Repeat each entry as written, dropping any picture you find.

* [GIVEN ENTRIES]:
·····
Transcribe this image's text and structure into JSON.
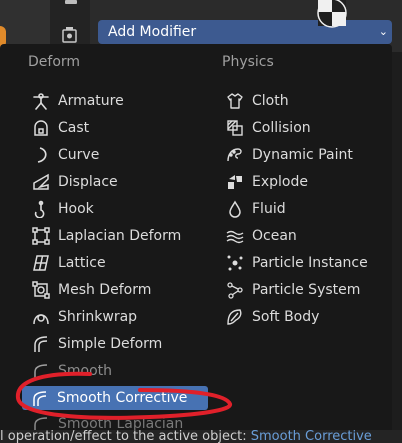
{
  "header": {
    "add_modifier_label": "Add Modifier",
    "chevron": "⌄"
  },
  "columns": {
    "deform_header": "Deform",
    "physics_header": "Physics"
  },
  "deform_items": [
    {
      "label": "Armature",
      "icon": "armature-icon"
    },
    {
      "label": "Cast",
      "icon": "cast-icon"
    },
    {
      "label": "Curve",
      "icon": "curve-icon"
    },
    {
      "label": "Displace",
      "icon": "displace-icon"
    },
    {
      "label": "Hook",
      "icon": "hook-icon"
    },
    {
      "label": "Laplacian Deform",
      "icon": "laplacian-deform-icon"
    },
    {
      "label": "Lattice",
      "icon": "lattice-icon"
    },
    {
      "label": "Mesh Deform",
      "icon": "mesh-deform-icon"
    },
    {
      "label": "Shrinkwrap",
      "icon": "shrinkwrap-icon"
    },
    {
      "label": "Simple Deform",
      "icon": "simple-deform-icon"
    },
    {
      "label": "Smooth",
      "icon": "smooth-icon"
    },
    {
      "label": "Smooth Corrective",
      "icon": "smooth-corrective-icon"
    },
    {
      "label": "Smooth Laplacian",
      "icon": "smooth-laplacian-icon"
    }
  ],
  "physics_items": [
    {
      "label": "Cloth",
      "icon": "cloth-icon"
    },
    {
      "label": "Collision",
      "icon": "collision-icon"
    },
    {
      "label": "Dynamic Paint",
      "icon": "dynamic-paint-icon"
    },
    {
      "label": "Explode",
      "icon": "explode-icon"
    },
    {
      "label": "Fluid",
      "icon": "fluid-icon"
    },
    {
      "label": "Ocean",
      "icon": "ocean-icon"
    },
    {
      "label": "Particle Instance",
      "icon": "particle-instance-icon"
    },
    {
      "label": "Particle System",
      "icon": "particle-system-icon"
    },
    {
      "label": "Soft Body",
      "icon": "soft-body-icon"
    }
  ],
  "selected_item": "Smooth Corrective",
  "status_bar": {
    "text": "l operation/effect to the active object:",
    "highlight": "Smooth Corrective"
  },
  "colors": {
    "accent": "#4772b3",
    "header_button": "#3d5a90",
    "annotation": "#e0202a",
    "menu_bg": "#181818"
  }
}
·····
* [CORRECT RESPONSE]:
Transcribe this image's text and structure into JSON.
{
  "header": {
    "add_modifier_label": "Add Modifier",
    "chevron": "⌄"
  },
  "columns": {
    "deform_header": "Deform",
    "physics_header": "Physics"
  },
  "deform_items": [
    {
      "label": "Armature",
      "icon": "armature-icon"
    },
    {
      "label": "Cast",
      "icon": "cast-icon"
    },
    {
      "label": "Curve",
      "icon": "curve-icon"
    },
    {
      "label": "Displace",
      "icon": "displace-icon"
    },
    {
      "label": "Hook",
      "icon": "hook-icon"
    },
    {
      "label": "Laplacian Deform",
      "icon": "laplacian-deform-icon"
    },
    {
      "label": "Lattice",
      "icon": "lattice-icon"
    },
    {
      "label": "Mesh Deform",
      "icon": "mesh-deform-icon"
    },
    {
      "label": "Shrinkwrap",
      "icon": "shrinkwrap-icon"
    },
    {
      "label": "Simple Deform",
      "icon": "simple-deform-icon"
    },
    {
      "label": "Smooth",
      "icon": "smooth-icon"
    },
    {
      "label": "Smooth Corrective",
      "icon": "smooth-corrective-icon"
    },
    {
      "label": "Smooth Laplacian",
      "icon": "smooth-laplacian-icon"
    }
  ],
  "physics_items": [
    {
      "label": "Cloth",
      "icon": "cloth-icon"
    },
    {
      "label": "Collision",
      "icon": "collision-icon"
    },
    {
      "label": "Dynamic Paint",
      "icon": "dynamic-paint-icon"
    },
    {
      "label": "Explode",
      "icon": "explode-icon"
    },
    {
      "label": "Fluid",
      "icon": "fluid-icon"
    },
    {
      "label": "Ocean",
      "icon": "ocean-icon"
    },
    {
      "label": "Particle Instance",
      "icon": "particle-instance-icon"
    },
    {
      "label": "Particle System",
      "icon": "particle-system-icon"
    },
    {
      "label": "Soft Body",
      "icon": "soft-body-icon"
    }
  ],
  "selected_item": "Smooth Corrective",
  "status_bar": {
    "text": "l operation/effect to the active object:",
    "highlight": "Smooth Corrective"
  },
  "colors": {
    "accent": "#4772b3",
    "header_button": "#3d5a90",
    "annotation": "#e0202a",
    "menu_bg": "#181818"
  }
}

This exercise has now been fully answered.